* REQUIRED WORK: Only the pictures are omitted; repeat all other data exactly.

(Data records)
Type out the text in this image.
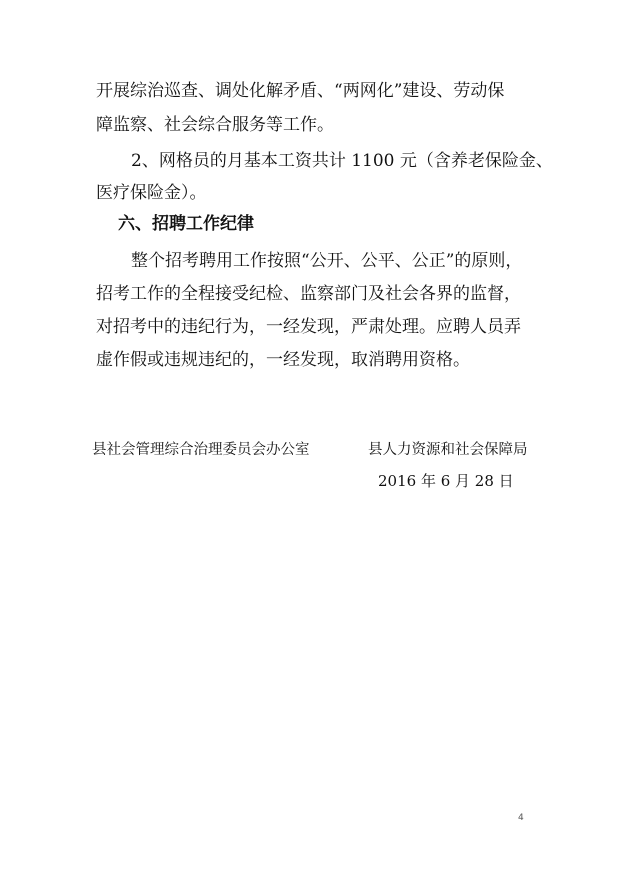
开展综治巡查、调处化解矛盾、“两网化”建设、劳动保

障监察、社会综合服务等工作。

2、网格员的月基本工资共计 1100 元（含养老保险金、

医疗保险金）。

六、招聘工作纪律

整个招考聘用工作按照“公开、公平、公正”的原则，

招考工作的全程接受纪检、监察部门及社会各界的监督，

对招考中的违纪行为，一经发现，严肃处理。应聘人员弄

虚作假或违规违纪的，一经发现，取消聘用资格。

县社会管理综合治理委员会办公室	县人力资源和社会保障局
2016 年 6 月 28 日
4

* CORRECT OUTPUT:
Type out the text in this image.
开展综治巡查、调处化解矛盾、“两网化”建设、劳动保

障监察、社会综合服务等工作。

2、网格员的月基本工资共计 1100 元（含养老保险金、

医疗保险金）。

六、招聘工作纪律

整个招考聘用工作按照“公开、公平、公正”的原则，

招考工作的全程接受纪检、监察部门及社会各界的监督，

对招考中的违纪行为，一经发现，严肃处理。应聘人员弄

虚作假或违规违纪的，一经发现，取消聘用资格。

县社会管理综合治理委员会办公室	县人力资源和社会保障局
2016 年 6 月 28 日
4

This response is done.